PAGE:
◆ ◆ ◆ ◆ ◆
As this example contains a single array, no multiplication takes place. Summing up the results then amounts to ‘3792’. You could say that defining 1 array in a SUMPRODUCT formula, is equal to a SUM formula of the selected range. I do not recommend replacing all your SUM formulas with SUMPRODUCT. Yet for educational purposes this is good to know. In the next section the focus will be on multiplying several arrays within your formula.

**Multiplying Arrays**

An important skill to learn when using SUMPRODUCT is to add criteria. For that we need to be comfortable with multiplying arrays. Let’s therefore stand still by what it means to multiply two arrays.

Below you can find four examples of what happens when you multiply arrays. All examples have the same structure. You find two arrays, named ‘Array 1’ and ‘Array 2’. The SUMPRODUCT formula multiplies the components of these arrays with each other. And then returns the sum of each of those multiplications. Do note that the **array arguments must have the same dimensions**. If they do not, SUMPRODUCT returns the #VALUE! error value.

For checking purposes I have added a manual method. The ‘Multiply Arrays’ column multiplies the values of ‘Array 1’ by ‘Array 2’. A basic SUM formula then sums up all the multiplied values. The manual method should be similar to the SUMPRODUCT method, but as you will find out sometimes the result is different.

In __example 1__ the formula to multiply the components of ‘Array 1’ by ‘Array 2’ is:

=SUMPRODUCT( B4:B9, C4:C9)

The calculation behind this is 283*0 + 539*0 + 921*0 + 722*0 + 833*0 + 494*0. The answer to that is ‘0’. In example 2 that would be 283*5 + 539*9 + 921*18 + 722*40 + 833*11 + 494*4 = ’62,863’. So far all works as expected.
◆ ◆ ◆ ◆ ◆
[Spatial annotation records]

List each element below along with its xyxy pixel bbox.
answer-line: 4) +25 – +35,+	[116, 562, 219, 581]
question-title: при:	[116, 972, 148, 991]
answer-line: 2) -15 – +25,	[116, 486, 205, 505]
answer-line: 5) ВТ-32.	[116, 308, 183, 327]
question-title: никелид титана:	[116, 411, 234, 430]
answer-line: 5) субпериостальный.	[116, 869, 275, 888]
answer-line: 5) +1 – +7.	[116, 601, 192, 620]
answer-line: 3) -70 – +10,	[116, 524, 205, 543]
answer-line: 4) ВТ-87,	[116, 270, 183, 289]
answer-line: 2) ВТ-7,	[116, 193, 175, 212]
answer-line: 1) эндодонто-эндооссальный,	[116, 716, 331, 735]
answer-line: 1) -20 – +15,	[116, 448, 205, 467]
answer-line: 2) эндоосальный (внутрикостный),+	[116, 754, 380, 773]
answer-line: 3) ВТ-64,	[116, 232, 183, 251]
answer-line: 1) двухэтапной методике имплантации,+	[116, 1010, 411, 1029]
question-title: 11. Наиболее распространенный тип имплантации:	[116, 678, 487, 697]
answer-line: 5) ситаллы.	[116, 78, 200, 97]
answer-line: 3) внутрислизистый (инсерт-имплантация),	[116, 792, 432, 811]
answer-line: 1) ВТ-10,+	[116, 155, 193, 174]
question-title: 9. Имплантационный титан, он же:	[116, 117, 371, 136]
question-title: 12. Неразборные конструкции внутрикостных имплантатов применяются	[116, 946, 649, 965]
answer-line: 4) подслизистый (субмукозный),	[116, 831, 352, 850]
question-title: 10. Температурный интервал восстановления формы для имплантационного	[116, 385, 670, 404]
◆ ◆ ◆ ◆ ◆
TASK LIST:
a – Rewrite the passage of the SUMPRODUCT text starting at "The calculation behind" and ending at "works as expected.", with "expected" changed to "intended".
b – Return the records verbatim, starting at the first line of the records and ending at the line containing "232, 183, 251]", with both of those lines included.

THE RESPONSES:
a –
The calculation behind this is 283*0 + 539*0 + 921*0 + 722*0 + 833*0 + 494*0. The answer to that is ‘0’. In example 2 that would be 283*5 + 539*9 + 921*18 + 722*40 + 833*11 + 494*4 = ’62,863’. So far all works as intended.

b –
List each element below along with its xyxy pixel bbox.
answer-line: 4) +25 – +35,+	[116, 562, 219, 581]
question-title: при:	[116, 972, 148, 991]
answer-line: 2) -15 – +25,	[116, 486, 205, 505]
answer-line: 5) ВТ-32.	[116, 308, 183, 327]
question-title: никелид титана:	[116, 411, 234, 430]
answer-line: 5) субпериостальный.	[116, 869, 275, 888]
answer-line: 5) +1 – +7.	[116, 601, 192, 620]
answer-line: 3) -70 – +10,	[116, 524, 205, 543]
answer-line: 4) ВТ-87,	[116, 270, 183, 289]
answer-line: 2) ВТ-7,	[116, 193, 175, 212]
answer-line: 1) эндодонто-эндооссальный,	[116, 716, 331, 735]
answer-line: 1) -20 – +15,	[116, 448, 205, 467]
answer-line: 2) эндоосальный (внутрикостный),+	[116, 754, 380, 773]
answer-line: 3) ВТ-64,	[116, 232, 183, 251]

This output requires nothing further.